◆ Task details ◆
Check each line of the entries below for the string "Measles"; copy every line where it appears.

◆ Records ◆
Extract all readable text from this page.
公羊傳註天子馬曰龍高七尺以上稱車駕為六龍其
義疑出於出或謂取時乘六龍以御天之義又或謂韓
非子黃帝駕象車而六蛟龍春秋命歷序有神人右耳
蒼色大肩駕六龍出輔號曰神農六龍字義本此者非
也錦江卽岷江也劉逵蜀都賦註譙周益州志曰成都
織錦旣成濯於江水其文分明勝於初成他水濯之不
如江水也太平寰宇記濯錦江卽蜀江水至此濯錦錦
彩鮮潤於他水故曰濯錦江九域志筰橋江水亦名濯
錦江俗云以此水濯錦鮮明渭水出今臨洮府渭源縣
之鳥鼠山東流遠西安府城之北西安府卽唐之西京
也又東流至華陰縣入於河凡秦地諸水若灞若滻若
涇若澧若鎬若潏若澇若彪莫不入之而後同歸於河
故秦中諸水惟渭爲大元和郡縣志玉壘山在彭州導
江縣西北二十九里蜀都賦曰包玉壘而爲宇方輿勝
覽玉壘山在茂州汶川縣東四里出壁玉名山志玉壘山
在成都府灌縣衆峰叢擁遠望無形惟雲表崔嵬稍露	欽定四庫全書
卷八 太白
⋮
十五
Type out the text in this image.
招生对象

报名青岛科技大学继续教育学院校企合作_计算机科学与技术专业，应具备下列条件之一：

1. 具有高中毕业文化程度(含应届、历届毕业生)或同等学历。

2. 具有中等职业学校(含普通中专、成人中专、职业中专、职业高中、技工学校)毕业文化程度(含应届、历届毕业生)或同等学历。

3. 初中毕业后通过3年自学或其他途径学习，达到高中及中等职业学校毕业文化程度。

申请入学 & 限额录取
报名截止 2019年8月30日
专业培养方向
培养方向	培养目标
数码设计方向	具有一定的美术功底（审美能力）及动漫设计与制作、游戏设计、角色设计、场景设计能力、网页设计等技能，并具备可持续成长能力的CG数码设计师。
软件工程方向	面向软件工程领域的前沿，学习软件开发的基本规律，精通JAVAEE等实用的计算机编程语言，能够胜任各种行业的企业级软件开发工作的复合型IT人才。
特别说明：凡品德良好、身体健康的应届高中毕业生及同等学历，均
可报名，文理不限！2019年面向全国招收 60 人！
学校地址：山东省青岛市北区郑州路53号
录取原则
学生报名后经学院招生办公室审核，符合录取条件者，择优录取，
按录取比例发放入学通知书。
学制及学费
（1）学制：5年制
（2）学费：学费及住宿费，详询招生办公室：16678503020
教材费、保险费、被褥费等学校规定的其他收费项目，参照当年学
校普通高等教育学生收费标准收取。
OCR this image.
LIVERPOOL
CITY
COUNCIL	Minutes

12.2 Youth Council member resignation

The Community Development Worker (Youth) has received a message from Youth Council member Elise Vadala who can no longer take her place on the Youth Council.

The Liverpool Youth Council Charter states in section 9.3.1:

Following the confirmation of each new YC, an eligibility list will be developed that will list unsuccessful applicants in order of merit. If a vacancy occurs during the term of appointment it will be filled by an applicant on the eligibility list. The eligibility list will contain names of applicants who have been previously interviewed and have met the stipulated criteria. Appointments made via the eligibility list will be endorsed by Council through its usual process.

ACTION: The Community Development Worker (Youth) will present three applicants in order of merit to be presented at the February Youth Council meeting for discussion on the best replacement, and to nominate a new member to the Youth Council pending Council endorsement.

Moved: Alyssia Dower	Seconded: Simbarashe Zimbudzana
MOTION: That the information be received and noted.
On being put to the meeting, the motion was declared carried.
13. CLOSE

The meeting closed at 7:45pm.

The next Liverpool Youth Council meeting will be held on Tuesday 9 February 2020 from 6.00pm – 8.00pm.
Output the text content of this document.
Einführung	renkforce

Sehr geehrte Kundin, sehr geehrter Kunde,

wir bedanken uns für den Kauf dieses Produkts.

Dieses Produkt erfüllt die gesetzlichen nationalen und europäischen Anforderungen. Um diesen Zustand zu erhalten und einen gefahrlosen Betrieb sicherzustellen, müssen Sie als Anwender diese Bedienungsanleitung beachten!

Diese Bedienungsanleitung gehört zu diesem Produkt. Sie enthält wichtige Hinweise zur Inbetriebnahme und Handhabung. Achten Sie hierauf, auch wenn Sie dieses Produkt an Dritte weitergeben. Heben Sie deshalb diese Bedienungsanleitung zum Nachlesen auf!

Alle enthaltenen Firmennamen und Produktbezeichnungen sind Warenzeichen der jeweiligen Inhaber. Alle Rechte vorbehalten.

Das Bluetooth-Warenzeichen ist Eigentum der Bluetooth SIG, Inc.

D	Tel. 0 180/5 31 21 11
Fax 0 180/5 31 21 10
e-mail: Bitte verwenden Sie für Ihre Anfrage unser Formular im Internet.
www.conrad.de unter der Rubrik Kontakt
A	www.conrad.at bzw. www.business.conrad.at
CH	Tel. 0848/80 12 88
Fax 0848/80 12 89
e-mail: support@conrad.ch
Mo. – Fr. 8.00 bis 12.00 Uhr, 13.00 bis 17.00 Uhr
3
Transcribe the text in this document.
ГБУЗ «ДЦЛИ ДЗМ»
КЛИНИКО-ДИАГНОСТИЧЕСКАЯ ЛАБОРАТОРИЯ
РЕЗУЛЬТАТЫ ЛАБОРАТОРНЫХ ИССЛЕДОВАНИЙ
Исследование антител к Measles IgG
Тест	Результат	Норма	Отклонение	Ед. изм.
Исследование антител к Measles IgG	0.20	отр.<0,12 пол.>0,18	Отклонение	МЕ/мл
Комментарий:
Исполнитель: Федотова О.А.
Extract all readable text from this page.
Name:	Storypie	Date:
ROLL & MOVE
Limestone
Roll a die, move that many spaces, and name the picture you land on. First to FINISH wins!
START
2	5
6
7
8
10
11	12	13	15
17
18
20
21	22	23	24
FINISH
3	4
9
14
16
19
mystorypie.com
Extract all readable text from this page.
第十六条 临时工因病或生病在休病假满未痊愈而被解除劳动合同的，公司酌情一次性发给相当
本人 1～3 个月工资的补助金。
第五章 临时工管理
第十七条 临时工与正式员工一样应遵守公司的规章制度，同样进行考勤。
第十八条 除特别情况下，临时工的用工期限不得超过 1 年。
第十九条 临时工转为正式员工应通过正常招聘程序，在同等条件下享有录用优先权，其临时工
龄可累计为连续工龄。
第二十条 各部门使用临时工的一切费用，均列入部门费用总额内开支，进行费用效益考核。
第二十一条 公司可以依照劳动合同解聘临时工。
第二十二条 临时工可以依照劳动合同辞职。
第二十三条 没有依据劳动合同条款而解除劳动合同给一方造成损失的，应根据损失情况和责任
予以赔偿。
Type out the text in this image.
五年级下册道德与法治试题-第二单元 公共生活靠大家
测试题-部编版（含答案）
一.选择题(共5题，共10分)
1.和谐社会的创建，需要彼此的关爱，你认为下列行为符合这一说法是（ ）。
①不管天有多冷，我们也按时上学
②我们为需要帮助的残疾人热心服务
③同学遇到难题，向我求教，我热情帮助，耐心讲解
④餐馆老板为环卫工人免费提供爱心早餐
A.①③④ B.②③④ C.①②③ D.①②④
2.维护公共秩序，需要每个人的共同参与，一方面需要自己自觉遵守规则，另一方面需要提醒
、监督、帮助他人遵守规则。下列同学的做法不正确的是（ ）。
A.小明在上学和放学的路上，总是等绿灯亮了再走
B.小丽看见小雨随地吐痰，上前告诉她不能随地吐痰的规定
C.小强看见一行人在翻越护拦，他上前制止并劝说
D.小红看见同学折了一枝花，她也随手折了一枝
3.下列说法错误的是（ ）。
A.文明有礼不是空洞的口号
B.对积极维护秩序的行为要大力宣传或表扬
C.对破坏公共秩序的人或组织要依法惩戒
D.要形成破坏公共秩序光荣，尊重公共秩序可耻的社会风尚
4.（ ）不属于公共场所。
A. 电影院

◆ Problem solution ◆
Исследование антител к Measles IgG
Исследование антител к Measles IgG	0.20	отр.<0,12 пол.>0,18	Отклонение	МЕ/мл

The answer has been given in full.